Stored data

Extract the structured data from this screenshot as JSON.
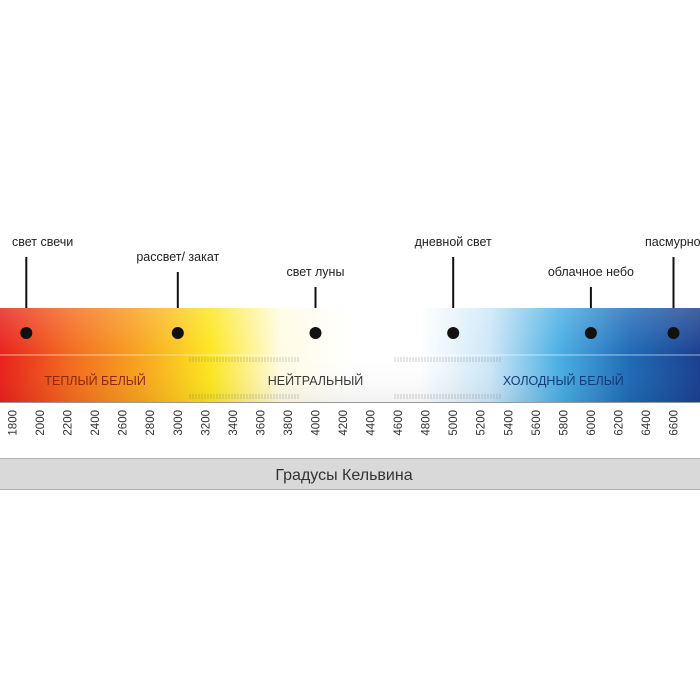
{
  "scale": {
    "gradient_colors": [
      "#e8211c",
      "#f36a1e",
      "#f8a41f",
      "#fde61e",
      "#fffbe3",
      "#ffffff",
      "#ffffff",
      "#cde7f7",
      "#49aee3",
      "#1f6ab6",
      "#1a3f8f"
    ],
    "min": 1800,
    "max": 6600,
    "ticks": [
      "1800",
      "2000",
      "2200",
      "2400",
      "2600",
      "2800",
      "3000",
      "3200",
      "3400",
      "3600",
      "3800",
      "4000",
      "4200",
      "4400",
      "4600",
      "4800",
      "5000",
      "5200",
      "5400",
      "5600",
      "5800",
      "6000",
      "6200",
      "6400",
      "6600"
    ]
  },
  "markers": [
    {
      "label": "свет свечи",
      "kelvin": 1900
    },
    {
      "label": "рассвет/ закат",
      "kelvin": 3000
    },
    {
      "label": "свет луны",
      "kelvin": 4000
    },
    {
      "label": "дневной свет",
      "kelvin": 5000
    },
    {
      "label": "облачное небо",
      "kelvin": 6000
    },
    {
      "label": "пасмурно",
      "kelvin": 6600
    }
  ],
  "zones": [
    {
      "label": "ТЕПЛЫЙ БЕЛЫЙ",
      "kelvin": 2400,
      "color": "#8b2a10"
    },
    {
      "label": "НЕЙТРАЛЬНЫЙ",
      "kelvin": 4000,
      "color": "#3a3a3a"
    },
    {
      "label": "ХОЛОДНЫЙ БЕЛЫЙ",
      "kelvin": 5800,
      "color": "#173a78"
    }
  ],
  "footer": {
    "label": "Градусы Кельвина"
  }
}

--

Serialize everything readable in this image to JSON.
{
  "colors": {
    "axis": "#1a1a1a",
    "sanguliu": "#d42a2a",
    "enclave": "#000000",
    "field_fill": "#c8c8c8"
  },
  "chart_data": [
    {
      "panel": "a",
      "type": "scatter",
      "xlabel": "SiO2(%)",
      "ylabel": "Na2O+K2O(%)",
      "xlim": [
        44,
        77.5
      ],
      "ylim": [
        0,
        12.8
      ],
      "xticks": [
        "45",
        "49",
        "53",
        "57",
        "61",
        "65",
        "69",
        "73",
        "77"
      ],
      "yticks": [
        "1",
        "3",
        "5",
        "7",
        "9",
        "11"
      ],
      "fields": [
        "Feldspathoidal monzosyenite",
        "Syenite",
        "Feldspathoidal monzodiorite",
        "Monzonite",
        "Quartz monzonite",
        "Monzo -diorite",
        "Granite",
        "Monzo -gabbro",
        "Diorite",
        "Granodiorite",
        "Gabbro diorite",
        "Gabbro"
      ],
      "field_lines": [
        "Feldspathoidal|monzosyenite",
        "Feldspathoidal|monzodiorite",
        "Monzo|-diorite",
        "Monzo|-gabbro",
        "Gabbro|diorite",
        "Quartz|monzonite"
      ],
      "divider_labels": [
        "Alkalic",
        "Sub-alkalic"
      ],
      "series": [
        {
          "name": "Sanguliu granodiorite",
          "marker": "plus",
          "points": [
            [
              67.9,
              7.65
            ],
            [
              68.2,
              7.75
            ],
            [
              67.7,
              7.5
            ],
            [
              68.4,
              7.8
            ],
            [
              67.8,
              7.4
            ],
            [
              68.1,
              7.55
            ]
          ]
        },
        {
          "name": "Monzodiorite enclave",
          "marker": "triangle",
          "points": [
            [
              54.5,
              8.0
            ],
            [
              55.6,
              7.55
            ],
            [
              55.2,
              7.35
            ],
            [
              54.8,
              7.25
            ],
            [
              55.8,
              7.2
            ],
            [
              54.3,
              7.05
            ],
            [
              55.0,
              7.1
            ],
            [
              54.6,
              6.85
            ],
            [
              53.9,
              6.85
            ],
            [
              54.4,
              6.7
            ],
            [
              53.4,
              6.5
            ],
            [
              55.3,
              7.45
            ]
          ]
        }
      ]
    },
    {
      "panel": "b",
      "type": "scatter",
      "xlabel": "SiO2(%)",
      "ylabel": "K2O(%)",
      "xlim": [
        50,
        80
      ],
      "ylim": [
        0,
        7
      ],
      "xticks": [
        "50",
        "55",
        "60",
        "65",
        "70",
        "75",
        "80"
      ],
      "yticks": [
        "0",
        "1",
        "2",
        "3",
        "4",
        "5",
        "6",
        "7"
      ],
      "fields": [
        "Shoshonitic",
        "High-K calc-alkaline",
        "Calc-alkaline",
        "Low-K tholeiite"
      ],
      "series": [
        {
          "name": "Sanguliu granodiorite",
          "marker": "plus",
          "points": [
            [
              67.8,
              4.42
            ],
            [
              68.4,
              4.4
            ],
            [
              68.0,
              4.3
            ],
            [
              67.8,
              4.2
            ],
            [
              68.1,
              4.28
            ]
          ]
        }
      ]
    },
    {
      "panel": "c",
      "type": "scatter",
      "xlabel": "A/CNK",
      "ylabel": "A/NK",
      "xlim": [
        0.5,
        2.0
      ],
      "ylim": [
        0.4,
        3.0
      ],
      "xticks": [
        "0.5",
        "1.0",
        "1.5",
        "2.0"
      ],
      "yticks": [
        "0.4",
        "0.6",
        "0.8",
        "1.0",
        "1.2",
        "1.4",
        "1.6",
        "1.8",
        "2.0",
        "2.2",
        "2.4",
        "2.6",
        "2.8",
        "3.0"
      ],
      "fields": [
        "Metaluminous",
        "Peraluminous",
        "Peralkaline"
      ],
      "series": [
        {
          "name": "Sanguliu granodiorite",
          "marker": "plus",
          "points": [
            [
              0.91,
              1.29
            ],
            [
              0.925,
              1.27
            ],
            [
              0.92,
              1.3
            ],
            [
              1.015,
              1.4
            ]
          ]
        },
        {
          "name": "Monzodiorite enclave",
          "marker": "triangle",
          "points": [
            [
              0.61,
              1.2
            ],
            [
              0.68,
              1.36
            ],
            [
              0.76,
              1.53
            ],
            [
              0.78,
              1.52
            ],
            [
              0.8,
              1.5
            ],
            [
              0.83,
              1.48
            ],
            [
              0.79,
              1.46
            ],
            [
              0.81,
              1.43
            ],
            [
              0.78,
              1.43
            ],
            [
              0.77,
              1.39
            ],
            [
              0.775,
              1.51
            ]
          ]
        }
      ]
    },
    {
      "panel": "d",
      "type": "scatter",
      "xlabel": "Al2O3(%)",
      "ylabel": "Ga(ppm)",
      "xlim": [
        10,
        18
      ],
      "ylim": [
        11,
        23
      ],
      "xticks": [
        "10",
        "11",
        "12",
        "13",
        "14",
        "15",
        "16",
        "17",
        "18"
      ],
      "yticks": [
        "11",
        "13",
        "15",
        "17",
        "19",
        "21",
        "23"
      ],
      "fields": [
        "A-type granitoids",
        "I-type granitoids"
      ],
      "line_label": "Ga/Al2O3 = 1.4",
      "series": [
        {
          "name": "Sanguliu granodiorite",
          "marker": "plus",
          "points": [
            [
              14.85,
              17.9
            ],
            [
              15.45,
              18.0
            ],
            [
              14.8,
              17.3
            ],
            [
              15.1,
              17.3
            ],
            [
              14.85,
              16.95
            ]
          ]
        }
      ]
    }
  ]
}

Exercise brief
Work out how many lines of the data above contain the string "ylabel" and give the number alone.

Complete output
4